理解度チェック -
**1.** ナソロジーの文章のうち、「以下にウィキペディアよりナソロジーの概略を参考にさせて頂きました。」から「4.中心位を機能的咬合位として与える。」までの部分を原文どおりに返してください。
**2.** ナソロジーの文章によると、McCollumがターミナル・ヒンジ・アキシスの存在を実証したのは何年ですか。

==== 本文

1.クラシカルナソロジー時代
クラシカルナソロジーを語るとき、外すことが出来ない2つのキーワードがあります。それは、中心位咬合と犬歯誘導咬合です。この2つは、この理論の根幹をなし現在も一部の先生方の間で広く信じられている技術です。
以下にウィキペディアよりナソロジーの概略を参考にさせて頂きました。
1920年代に、アメリカのMcCollumとStallardによって創設された。ナソロジーの理論は、有歯顎を対象として考え出されものである。従来の下顎運動の研究は、下顎運動を精密に記録することなく行われていたため、それらのデータは漠然とした意味しかもたなかった。1921年、McCollumは、ターミナル・ヒンジ・アキシスの存在を実証し、下顎運動の測定に明確な原点が設定されることになった。1926年、McCollumは、Stallard、Stuartらをメンバーとしてカルフォルニア・ナソロジカル・ソサエティーを設立したナソロジーのオーソドックスな処置法の特徴は、以下の通りである。
1.ターミナル・ヒンジ・アキシス(下図)を実測して、これを咬合の基準とする。
2.パントグラフを使って下顎運動の測定をする。
3.ナソロジカル・インスツルメントを使用して下顎運動を再現する。
4.中心位を機能的咬合位として与える。
5.全口腔を同時に修復し常にフル・マウス・リコンストラクションを治療の終着点と考える。
6.上下顎を同時に修復しファンクション・ワキシング法による1歯対1歯カスプ・フォッサの咬合形式を与える。
7.オルガニック・オクルージョンを理想的な咬合とする。
8.金合金で鋳造した暫間補綴物を長期間仮着して、治療効果を確認する。
9.セメント合着にさきがけて、最終補綴物をリマウントして咬合を修正する。
ナソロジーが最大に評価されることは、臨床にしっかりと結びついた理論であり、またその臨床成績が優れていることである。しかし、その反面、その術式は複雑で一般性に乏しく、不経済で社会性に欠けると批判されている。(以上、Wikipediaより参照)

========
==== データ抜粋

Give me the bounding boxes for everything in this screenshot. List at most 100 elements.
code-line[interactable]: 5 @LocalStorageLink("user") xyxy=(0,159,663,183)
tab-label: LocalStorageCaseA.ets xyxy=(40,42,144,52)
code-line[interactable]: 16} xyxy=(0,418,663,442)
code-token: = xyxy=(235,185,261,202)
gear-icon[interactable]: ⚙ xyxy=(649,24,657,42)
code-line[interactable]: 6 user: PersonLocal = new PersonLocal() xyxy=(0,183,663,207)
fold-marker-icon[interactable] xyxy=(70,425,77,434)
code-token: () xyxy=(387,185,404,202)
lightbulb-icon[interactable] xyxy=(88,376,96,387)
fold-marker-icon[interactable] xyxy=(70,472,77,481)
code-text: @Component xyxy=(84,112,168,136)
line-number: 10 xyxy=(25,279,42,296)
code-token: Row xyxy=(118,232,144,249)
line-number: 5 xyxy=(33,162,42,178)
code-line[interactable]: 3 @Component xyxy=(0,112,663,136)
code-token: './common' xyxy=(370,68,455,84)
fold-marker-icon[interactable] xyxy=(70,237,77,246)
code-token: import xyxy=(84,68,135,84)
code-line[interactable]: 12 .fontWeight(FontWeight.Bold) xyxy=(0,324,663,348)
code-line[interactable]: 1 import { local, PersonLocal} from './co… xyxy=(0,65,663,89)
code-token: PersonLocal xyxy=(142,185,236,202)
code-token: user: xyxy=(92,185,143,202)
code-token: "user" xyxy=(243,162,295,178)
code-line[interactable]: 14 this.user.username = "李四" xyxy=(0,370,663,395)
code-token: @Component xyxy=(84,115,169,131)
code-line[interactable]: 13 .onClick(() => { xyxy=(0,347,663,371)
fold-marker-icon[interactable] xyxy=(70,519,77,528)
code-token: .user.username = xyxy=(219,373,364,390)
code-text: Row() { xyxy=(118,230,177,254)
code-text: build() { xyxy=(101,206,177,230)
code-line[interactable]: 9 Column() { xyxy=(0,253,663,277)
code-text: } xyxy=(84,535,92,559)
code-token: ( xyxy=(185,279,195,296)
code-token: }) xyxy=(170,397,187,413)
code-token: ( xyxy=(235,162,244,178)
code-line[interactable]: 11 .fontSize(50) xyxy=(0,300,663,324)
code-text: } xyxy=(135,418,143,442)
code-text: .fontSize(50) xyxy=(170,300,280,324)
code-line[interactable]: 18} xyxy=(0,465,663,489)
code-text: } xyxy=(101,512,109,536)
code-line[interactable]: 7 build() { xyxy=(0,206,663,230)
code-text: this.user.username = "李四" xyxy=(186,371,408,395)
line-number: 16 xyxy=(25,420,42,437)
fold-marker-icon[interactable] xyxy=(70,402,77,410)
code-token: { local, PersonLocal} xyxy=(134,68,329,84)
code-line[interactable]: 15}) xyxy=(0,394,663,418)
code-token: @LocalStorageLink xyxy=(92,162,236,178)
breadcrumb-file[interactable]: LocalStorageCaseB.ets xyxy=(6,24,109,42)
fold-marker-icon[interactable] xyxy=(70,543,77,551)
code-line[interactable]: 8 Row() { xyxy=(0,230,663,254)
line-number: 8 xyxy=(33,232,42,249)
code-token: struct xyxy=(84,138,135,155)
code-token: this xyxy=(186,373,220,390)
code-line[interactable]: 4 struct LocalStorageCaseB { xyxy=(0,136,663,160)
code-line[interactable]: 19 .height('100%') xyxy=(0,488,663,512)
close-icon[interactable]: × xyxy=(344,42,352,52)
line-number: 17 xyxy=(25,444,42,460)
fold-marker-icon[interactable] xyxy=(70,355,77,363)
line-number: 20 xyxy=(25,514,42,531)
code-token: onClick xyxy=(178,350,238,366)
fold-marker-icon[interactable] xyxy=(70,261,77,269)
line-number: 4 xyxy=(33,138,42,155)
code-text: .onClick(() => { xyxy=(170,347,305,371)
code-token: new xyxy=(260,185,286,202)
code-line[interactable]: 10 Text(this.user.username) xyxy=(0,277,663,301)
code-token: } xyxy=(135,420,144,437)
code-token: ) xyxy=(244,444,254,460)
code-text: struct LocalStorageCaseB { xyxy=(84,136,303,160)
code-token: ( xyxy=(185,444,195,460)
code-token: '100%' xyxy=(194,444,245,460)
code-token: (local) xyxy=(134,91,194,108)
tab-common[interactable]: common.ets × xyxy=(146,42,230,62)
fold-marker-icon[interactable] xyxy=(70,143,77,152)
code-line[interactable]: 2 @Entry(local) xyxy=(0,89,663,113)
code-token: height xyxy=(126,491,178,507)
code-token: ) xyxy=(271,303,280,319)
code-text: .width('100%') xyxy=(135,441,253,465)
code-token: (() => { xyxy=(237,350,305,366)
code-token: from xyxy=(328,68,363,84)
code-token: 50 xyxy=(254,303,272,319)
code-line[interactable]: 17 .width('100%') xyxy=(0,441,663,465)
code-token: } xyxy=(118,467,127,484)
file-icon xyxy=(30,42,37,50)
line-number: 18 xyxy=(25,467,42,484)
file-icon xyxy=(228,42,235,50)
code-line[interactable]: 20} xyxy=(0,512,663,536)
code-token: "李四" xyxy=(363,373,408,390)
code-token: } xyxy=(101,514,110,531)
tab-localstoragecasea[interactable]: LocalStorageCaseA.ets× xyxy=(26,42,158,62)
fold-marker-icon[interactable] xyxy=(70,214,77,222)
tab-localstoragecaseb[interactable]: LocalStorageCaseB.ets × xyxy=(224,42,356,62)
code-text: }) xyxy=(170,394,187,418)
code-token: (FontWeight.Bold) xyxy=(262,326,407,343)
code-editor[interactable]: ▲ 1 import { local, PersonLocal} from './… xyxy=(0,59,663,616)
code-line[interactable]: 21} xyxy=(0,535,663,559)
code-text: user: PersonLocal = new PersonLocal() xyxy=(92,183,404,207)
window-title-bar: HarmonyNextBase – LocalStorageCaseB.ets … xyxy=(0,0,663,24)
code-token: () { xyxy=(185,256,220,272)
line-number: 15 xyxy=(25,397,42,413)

========

解答 -
**1.**
以下にウィキペディアよりナソロジーの概略を参考にさせて頂きました。
1920年代に、アメリカのMcCollumとStallardによって創設された。ナソロジーの理論は、有歯顎を対象として考え出されものである。従来の下顎運動の研究は、下顎運動を精密に記録することなく行われていたため、それらのデータは漠然とした意味しかもたなかった。1921年、McCollumは、ターミナル・ヒンジ・アキシスの存在を実証し、下顎運動の測定に明確な原点が設定されることになった。1926年、McCollumは、Stallard、Stuartらをメンバーとしてカルフォルニア・ナソロジカル・ソサエティーを設立したナソロジーのオーソドックスな処置法の特徴は、以下の通りである。
1.ターミナル・ヒンジ・アキシス(下図)を実測して、これを咬合の基準とする。
2.パントグラフを使って下顎運動の測定をする。
3.ナソロジカル・インスツルメントを使用して下顎運動を再現する。
4.中心位を機能的咬合位として与える。

**2.** 1921年